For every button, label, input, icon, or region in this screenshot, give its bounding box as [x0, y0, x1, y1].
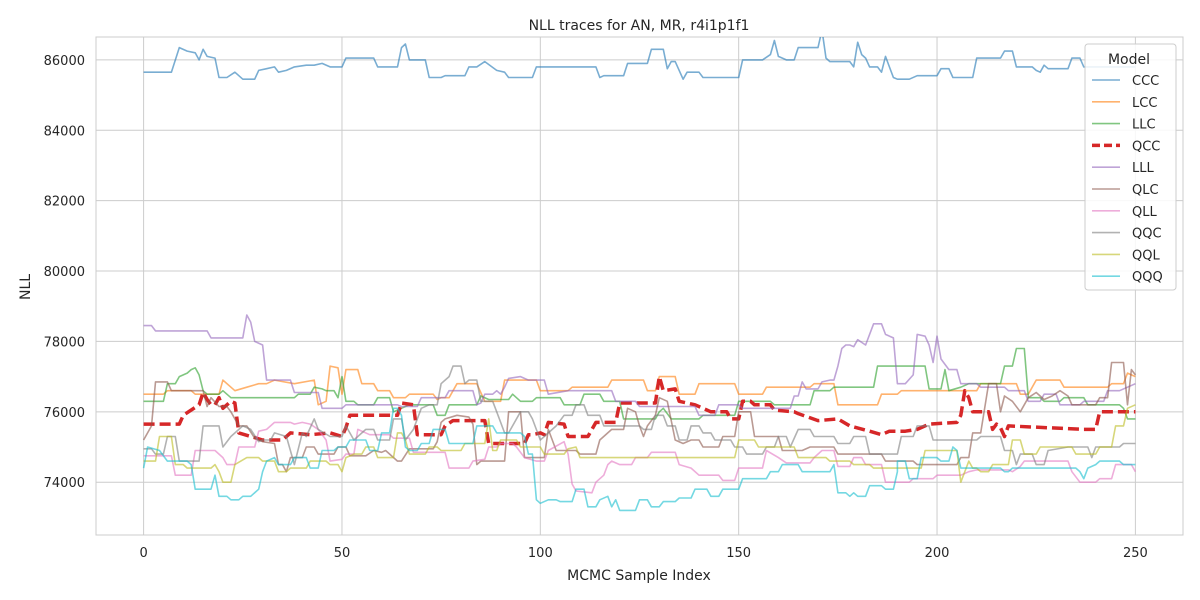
- x-tick-label: 100: [528, 546, 553, 561]
- legend-label-lcc: LCC: [1132, 96, 1157, 111]
- y-tick-label: 74000: [44, 476, 85, 491]
- legend: Model CCC LCC LLC QCC LLL QLC QLL QQC QQL QQQ: [1084, 43, 1177, 291]
- legend-items: CCC LCC LLC QCC LLL QLC QLL QQC QQL QQQ: [1092, 74, 1163, 285]
- legend-frame: [1084, 43, 1177, 291]
- series-line-qqc: [143, 365, 1136, 466]
- y-axis-label: NLL: [18, 274, 34, 300]
- y-tick-label: 84000: [44, 124, 85, 139]
- legend-label-qqq: QQQ: [1132, 270, 1163, 285]
- x-tick-label: 200: [925, 546, 950, 561]
- x-tick-label: 250: [1123, 546, 1148, 561]
- legend-label-lll: LLL: [1132, 161, 1154, 176]
- series-line-lll: [143, 314, 1136, 417]
- series-line-ccc: [143, 37, 1136, 80]
- x-tick-label: 0: [139, 546, 147, 561]
- y-tick-label: 78000: [44, 335, 85, 350]
- y-tick-label: 76000: [44, 406, 85, 421]
- series-line-llc: [143, 347, 1136, 420]
- series-line-lcc: [143, 365, 1136, 406]
- y-tick-label: 80000: [44, 265, 85, 280]
- plot-frame: [95, 36, 1184, 536]
- legend-label-qll: QLL: [1132, 205, 1157, 220]
- legend-label-qcc: QCC: [1132, 139, 1160, 154]
- x-axis-label: MCMC Sample Index: [567, 568, 711, 584]
- y-tick-label: 82000: [44, 195, 85, 210]
- series-line-qll: [143, 421, 1137, 494]
- legend-label-llc: LLC: [1132, 118, 1156, 133]
- x-tick-label: 50: [334, 546, 351, 561]
- x-tick-label: 150: [726, 546, 751, 561]
- legend-label-qqc: QQC: [1132, 227, 1162, 242]
- tick-labels: 0 50 100 150 200 250 74000 76000 78000 80000 82000…: [44, 54, 1148, 561]
- legend-label-ccc: CCC: [1132, 74, 1159, 89]
- legend-title: Model: [1108, 52, 1150, 68]
- chart-title: NLL traces for AN, MR, r4i1p1f1: [529, 18, 750, 34]
- y-tick-label: 86000: [44, 54, 85, 69]
- series-layer: [142, 37, 1137, 512]
- legend-label-qql: QQL: [1132, 248, 1160, 263]
- series-line-qcc: [143, 374, 1136, 446]
- series-line-qqq: [142, 407, 1136, 512]
- legend-label-qlc: QLC: [1132, 183, 1159, 198]
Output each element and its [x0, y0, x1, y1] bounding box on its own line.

WHAT YOU WILL DO: Copy out the data above line for line, without altering a single character and omitting the picture.

ANSWER TO THIS PROBLEM:
For every button, label, input, icon, or region in this screenshot, give its bounding box as [x0, y0, x1, y1].
- x-tick-label: 100: [528, 546, 553, 561]
- legend-label-lcc: LCC: [1132, 96, 1157, 111]
- y-tick-label: 74000: [44, 476, 85, 491]
- legend: Model CCC LCC LLC QCC LLL QLC QLL QQC QQL QQQ: [1084, 43, 1177, 291]
- legend-items: CCC LCC LLC QCC LLL QLC QLL QQC QQL QQQ: [1092, 74, 1163, 285]
- legend-frame: [1084, 43, 1177, 291]
- series-line-qqc: [143, 365, 1136, 466]
- y-axis-label: NLL: [18, 274, 34, 300]
- y-tick-label: 84000: [44, 124, 85, 139]
- legend-label-qqq: QQQ: [1132, 270, 1163, 285]
- x-tick-label: 200: [925, 546, 950, 561]
- x-tick-label: 250: [1123, 546, 1148, 561]
- legend-label-lll: LLL: [1132, 161, 1154, 176]
- series-line-lll: [143, 314, 1136, 417]
- series-line-ccc: [143, 37, 1136, 80]
- x-tick-label: 0: [139, 546, 147, 561]
- y-tick-label: 78000: [44, 335, 85, 350]
- y-tick-label: 76000: [44, 406, 85, 421]
- series-line-llc: [143, 347, 1136, 420]
- series-line-lcc: [143, 365, 1136, 406]
- y-tick-label: 80000: [44, 265, 85, 280]
- plot-frame: [95, 36, 1184, 536]
- legend-label-qll: QLL: [1132, 205, 1157, 220]
- legend-label-qcc: QCC: [1132, 139, 1160, 154]
- x-axis-label: MCMC Sample Index: [567, 568, 711, 584]
- y-tick-label: 82000: [44, 195, 85, 210]
- series-line-qll: [143, 421, 1137, 494]
- legend-label-llc: LLC: [1132, 118, 1156, 133]
- x-tick-label: 50: [334, 546, 351, 561]
- x-tick-label: 150: [726, 546, 751, 561]
- legend-label-qqc: QQC: [1132, 227, 1162, 242]
- tick-labels: 0 50 100 150 200 250 74000 76000 78000 80000 82000…: [44, 54, 1148, 561]
- legend-label-ccc: CCC: [1132, 74, 1159, 89]
- legend-title: Model: [1108, 52, 1150, 68]
- chart-title: NLL traces for AN, MR, r4i1p1f1: [529, 18, 750, 34]
- y-tick-label: 86000: [44, 54, 85, 69]
- series-layer: [142, 37, 1137, 512]
- legend-label-qql: QQL: [1132, 248, 1160, 263]
- series-line-qcc: [143, 374, 1136, 446]
- series-line-qqq: [142, 407, 1136, 512]
- legend-label-qlc: QLC: [1132, 183, 1159, 198]
Output each element and its [x0, y0, x1, y1] bounding box on its own line.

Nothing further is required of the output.